> **ITEMS**:
--------------------------------------------------

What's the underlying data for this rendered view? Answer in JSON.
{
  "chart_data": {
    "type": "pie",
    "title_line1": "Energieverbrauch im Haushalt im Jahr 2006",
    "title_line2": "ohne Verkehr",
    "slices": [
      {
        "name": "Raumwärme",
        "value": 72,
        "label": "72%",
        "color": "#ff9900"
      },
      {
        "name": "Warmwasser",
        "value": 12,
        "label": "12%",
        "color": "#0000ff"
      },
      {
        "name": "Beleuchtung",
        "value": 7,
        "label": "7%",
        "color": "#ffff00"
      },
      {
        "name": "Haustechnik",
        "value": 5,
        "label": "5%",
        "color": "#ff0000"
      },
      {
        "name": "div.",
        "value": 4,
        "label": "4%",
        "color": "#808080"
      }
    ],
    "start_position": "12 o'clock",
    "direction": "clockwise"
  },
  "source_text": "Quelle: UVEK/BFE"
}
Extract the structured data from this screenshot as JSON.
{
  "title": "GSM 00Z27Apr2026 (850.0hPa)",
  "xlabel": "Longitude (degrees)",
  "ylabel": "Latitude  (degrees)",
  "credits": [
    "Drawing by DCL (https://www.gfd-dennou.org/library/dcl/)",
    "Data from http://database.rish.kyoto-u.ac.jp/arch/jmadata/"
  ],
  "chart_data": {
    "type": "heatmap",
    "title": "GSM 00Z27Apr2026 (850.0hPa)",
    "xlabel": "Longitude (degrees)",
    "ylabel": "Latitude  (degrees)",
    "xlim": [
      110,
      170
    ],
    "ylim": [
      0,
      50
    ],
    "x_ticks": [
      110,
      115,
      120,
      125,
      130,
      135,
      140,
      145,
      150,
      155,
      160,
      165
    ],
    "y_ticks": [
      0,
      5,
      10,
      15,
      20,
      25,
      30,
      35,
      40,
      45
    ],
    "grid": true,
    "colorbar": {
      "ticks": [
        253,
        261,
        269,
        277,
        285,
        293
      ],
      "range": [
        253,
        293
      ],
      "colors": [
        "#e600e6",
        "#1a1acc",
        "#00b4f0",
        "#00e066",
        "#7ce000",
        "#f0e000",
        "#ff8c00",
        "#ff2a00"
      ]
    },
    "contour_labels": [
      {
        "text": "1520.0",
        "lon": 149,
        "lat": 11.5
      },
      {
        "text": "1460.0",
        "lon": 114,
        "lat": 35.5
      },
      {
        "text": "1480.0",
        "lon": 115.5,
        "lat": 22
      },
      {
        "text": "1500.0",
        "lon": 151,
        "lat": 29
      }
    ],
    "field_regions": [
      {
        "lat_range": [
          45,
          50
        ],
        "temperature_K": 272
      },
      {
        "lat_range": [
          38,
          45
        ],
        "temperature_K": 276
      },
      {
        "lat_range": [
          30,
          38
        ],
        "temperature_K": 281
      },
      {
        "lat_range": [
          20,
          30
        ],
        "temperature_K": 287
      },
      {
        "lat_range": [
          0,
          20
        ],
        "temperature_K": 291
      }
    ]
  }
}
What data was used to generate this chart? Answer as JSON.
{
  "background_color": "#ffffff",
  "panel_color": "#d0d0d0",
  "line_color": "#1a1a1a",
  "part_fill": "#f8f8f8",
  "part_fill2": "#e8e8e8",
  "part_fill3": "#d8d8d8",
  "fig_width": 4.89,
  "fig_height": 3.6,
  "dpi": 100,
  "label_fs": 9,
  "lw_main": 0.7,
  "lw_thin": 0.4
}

--------------------------------------------------

Copy out exactly the lines running from the line with "What data was" to the end of the records, inclusive.

What data was used to generate this chart? Answer as JSON.
{
  "background_color": "#ffffff",
  "panel_color": "#d0d0d0",
  "line_color": "#1a1a1a",
  "part_fill": "#f8f8f8",
  "part_fill2": "#e8e8e8",
  "part_fill3": "#d8d8d8",
  "fig_width": 4.89,
  "fig_height": 3.6,
  "dpi": 100,
  "label_fs": 9,
  "lw_main": 0.7,
  "lw_thin": 0.4
}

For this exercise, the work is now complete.